▶ **THE TASK**:
Could you reproduce only the lines from the start through the one containing "header-spacer — [264, 313, 281, 339]", inclusive, substituting "cell-org" for "cell-unit" and keeping everything else unchanged?

▶ **DATASET ROWS**:

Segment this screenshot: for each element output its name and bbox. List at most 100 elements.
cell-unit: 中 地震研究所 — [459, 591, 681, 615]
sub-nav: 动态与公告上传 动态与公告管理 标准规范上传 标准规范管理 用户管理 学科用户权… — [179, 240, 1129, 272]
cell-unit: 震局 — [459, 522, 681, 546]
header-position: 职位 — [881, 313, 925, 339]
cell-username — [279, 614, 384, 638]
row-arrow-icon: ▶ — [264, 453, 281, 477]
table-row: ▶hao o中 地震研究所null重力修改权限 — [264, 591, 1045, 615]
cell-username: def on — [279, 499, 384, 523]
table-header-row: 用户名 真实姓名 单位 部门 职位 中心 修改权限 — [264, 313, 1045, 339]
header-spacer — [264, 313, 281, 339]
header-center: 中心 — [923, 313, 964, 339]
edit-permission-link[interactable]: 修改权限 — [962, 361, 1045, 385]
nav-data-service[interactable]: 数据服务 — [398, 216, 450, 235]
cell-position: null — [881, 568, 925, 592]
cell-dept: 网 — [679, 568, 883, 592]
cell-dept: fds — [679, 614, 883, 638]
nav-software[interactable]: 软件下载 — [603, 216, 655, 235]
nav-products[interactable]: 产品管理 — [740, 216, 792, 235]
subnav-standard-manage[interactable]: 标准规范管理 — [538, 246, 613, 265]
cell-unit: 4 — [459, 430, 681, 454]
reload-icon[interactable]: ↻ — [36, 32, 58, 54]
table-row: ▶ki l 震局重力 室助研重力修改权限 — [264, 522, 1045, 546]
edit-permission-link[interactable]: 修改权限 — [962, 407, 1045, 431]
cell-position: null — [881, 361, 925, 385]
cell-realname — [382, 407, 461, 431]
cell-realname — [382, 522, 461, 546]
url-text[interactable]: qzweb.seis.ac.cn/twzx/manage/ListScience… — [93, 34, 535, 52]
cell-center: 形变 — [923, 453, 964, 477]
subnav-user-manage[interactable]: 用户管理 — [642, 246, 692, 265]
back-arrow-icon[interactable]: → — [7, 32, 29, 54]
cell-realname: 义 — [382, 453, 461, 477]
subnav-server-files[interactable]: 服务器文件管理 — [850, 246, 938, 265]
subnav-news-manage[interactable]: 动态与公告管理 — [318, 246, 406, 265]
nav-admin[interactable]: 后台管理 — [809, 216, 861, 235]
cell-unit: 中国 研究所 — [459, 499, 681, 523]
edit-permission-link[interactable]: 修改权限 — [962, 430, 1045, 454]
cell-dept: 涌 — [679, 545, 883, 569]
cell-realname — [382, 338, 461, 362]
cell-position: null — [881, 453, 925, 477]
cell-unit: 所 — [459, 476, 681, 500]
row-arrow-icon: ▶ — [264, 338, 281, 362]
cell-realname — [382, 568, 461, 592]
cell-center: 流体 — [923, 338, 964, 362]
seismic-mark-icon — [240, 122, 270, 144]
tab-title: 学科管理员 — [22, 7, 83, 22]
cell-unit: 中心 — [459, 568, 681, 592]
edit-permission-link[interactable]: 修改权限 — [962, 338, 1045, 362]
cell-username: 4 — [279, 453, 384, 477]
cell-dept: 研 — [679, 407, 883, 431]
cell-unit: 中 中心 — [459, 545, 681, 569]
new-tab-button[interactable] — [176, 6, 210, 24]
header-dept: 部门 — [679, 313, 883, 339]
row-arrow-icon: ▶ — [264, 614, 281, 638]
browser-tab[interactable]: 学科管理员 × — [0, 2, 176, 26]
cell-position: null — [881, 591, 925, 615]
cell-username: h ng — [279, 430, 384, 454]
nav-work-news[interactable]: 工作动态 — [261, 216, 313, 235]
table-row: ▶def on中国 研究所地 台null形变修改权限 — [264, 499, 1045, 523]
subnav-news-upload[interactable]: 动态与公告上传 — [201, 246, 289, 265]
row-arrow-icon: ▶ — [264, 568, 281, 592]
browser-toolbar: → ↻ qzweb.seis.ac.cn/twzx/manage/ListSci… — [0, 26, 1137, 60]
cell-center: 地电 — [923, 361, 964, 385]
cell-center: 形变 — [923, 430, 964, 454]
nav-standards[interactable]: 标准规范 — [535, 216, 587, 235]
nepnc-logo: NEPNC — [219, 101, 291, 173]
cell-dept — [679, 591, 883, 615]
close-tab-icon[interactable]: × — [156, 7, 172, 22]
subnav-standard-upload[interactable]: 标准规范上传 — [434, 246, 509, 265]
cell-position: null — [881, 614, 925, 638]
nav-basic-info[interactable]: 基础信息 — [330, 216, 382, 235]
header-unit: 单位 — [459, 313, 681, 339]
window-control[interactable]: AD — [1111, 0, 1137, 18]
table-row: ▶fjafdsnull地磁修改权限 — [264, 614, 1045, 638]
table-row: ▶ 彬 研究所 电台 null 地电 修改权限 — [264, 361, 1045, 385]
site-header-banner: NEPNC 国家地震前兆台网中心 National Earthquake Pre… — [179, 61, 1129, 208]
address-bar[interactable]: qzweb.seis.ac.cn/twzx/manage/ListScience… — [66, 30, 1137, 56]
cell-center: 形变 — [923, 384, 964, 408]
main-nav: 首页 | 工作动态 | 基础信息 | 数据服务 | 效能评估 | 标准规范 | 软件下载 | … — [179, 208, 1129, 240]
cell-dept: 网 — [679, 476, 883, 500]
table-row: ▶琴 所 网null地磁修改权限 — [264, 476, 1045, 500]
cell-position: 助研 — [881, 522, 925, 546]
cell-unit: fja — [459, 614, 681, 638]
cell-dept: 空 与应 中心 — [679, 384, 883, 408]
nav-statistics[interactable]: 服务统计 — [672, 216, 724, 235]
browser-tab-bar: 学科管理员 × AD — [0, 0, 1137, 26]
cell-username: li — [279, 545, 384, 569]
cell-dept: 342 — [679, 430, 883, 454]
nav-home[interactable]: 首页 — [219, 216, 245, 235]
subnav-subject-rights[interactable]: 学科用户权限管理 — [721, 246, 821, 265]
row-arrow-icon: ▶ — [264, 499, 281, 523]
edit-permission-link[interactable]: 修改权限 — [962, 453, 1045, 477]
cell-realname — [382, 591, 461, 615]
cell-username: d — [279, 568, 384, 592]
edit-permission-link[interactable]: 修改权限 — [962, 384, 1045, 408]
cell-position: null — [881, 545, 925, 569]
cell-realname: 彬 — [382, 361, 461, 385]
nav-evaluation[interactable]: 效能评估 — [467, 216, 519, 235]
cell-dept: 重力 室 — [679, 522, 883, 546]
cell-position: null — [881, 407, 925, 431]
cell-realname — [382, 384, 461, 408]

▶ **EXERCISE RESULT**:
Segment this screenshot: for each element output its name and bbox. List at most 100 elements.
cell-org: 中 地震研究所 — [459, 591, 681, 615]
sub-nav: 动态与公告上传 动态与公告管理 标准规范上传 标准规范管理 用户管理 学科用户权… — [179, 240, 1129, 272]
cell-org: 震局 — [459, 522, 681, 546]
header-position: 职位 — [881, 313, 925, 339]
cell-username — [279, 614, 384, 638]
row-arrow-icon: ▶ — [264, 453, 281, 477]
table-row: ▶hao o中 地震研究所null重力修改权限 — [264, 591, 1045, 615]
cell-username: def on — [279, 499, 384, 523]
table-header-row: 用户名 真实姓名 单位 部门 职位 中心 修改权限 — [264, 313, 1045, 339]
header-spacer — [264, 313, 281, 339]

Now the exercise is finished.